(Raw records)
--------------------------------------------------
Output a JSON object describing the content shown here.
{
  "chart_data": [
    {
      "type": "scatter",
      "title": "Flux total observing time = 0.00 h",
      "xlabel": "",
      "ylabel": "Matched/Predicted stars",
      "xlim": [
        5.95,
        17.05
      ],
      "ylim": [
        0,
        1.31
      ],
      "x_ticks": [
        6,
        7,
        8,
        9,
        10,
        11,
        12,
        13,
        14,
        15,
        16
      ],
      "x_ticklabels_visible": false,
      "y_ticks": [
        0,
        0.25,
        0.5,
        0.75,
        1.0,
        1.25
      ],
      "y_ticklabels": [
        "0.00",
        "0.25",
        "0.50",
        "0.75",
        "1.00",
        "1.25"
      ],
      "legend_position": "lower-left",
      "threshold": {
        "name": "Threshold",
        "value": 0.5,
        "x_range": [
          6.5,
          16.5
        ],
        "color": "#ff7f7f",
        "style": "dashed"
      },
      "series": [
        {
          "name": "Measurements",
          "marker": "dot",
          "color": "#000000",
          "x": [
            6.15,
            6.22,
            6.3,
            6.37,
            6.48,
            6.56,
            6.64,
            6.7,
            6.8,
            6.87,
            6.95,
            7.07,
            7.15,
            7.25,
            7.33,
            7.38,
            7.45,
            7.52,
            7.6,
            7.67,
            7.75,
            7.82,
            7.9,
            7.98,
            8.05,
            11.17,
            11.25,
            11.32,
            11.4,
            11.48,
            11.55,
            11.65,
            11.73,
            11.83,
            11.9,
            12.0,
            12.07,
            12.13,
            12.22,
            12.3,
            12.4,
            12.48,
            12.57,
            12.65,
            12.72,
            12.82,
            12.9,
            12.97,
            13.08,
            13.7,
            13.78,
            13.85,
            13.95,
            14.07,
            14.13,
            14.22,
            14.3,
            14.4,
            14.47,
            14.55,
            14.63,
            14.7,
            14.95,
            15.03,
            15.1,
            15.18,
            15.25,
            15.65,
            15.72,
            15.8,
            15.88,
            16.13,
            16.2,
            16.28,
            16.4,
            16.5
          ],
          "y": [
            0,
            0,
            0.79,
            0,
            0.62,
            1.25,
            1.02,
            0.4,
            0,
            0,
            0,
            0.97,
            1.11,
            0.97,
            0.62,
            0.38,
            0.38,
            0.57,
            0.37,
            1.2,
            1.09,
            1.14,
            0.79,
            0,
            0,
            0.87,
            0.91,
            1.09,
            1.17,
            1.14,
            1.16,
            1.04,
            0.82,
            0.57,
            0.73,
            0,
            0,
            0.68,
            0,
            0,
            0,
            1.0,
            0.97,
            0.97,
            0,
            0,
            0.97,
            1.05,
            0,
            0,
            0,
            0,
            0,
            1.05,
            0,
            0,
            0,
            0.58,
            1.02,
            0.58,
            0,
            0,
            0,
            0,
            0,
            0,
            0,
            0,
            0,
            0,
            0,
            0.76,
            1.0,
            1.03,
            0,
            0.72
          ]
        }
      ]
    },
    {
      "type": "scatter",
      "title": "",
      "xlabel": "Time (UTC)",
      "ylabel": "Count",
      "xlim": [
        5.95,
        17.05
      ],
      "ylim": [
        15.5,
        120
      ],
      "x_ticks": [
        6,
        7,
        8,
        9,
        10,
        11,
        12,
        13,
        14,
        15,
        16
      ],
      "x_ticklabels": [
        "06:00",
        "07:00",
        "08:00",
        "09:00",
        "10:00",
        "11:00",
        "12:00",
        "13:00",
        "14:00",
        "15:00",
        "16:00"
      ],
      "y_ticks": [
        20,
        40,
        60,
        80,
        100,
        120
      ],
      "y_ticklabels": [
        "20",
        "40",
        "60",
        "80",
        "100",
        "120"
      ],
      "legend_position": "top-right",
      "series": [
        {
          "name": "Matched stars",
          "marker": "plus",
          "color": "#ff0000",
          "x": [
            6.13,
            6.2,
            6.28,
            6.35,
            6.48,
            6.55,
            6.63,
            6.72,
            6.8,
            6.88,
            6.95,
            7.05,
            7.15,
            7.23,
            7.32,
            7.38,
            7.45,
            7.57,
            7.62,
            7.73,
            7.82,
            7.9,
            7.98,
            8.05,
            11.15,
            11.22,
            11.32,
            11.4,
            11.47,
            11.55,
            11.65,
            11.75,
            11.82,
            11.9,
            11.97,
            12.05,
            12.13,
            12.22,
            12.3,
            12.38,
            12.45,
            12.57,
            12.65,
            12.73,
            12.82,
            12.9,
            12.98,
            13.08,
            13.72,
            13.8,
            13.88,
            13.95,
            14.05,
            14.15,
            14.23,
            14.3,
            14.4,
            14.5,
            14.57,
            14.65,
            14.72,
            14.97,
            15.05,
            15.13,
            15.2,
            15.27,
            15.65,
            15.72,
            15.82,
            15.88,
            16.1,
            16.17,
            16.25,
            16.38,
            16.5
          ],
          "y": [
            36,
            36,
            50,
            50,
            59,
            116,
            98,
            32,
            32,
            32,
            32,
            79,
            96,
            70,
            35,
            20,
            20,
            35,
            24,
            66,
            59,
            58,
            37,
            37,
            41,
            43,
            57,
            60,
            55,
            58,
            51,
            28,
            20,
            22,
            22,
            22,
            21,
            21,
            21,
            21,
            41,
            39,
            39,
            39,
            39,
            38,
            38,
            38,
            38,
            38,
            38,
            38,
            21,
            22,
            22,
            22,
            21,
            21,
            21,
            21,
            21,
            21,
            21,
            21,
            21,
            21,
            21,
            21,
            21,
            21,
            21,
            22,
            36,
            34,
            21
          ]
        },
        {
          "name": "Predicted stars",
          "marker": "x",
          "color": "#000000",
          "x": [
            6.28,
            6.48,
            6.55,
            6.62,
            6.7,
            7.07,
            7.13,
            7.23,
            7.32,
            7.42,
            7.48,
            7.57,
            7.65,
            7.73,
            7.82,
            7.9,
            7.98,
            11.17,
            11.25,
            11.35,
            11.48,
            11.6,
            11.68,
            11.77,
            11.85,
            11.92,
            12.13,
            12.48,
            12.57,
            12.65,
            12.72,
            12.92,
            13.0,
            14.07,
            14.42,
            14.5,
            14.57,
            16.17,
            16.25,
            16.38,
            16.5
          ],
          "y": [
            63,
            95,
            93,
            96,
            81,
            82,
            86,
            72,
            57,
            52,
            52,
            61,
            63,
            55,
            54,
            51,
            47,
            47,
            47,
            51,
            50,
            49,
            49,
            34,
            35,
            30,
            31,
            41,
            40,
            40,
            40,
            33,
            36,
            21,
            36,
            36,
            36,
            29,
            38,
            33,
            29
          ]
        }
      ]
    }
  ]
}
--------------------------------------------------
#### [Written task]
Say how many lines in the records hold the string "Predicted", and say nothing else.

#### [Final answer]
2